• THE EXERCISE
Locate every line below that contains the word "Systems" and copy it.
————
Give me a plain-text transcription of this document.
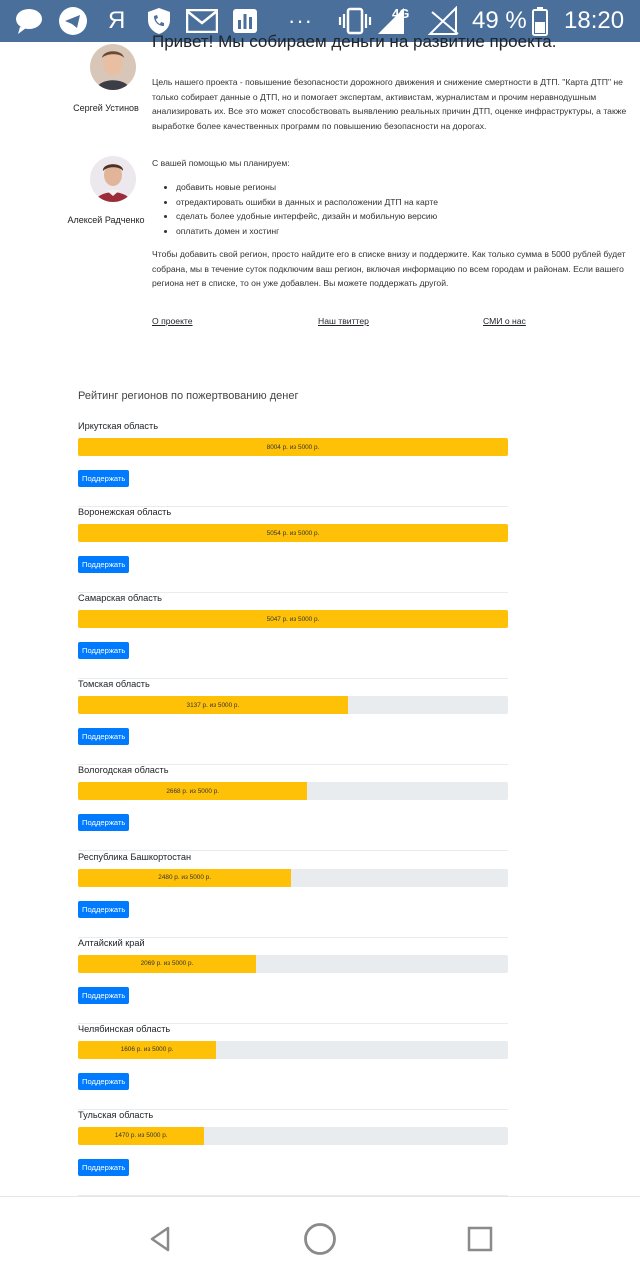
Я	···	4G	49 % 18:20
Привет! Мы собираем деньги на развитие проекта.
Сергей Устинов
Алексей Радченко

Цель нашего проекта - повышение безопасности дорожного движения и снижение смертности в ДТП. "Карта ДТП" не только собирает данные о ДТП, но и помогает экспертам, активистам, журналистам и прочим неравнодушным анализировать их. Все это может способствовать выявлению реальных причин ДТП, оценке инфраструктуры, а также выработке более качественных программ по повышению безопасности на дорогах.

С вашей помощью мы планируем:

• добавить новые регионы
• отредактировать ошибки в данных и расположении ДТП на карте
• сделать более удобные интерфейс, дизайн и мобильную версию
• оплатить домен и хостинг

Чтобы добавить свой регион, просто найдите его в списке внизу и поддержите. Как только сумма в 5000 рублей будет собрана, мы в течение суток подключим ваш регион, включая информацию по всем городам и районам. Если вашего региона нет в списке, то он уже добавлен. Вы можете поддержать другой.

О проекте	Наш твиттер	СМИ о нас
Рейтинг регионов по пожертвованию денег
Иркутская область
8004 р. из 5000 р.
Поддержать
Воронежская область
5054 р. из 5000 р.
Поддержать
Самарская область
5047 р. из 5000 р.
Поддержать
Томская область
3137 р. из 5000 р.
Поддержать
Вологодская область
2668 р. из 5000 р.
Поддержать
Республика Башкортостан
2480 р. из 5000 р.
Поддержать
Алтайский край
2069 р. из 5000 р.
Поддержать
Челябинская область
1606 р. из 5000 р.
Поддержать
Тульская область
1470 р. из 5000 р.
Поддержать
————
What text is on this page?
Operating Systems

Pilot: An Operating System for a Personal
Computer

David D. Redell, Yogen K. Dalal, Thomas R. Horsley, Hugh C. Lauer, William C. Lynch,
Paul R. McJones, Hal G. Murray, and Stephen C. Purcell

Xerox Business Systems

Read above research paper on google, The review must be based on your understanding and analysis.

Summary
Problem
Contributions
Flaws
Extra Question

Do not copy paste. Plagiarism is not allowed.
————
• SOLUTION TO THIS PROBLEM
Operating Systems
Xerox Business Systems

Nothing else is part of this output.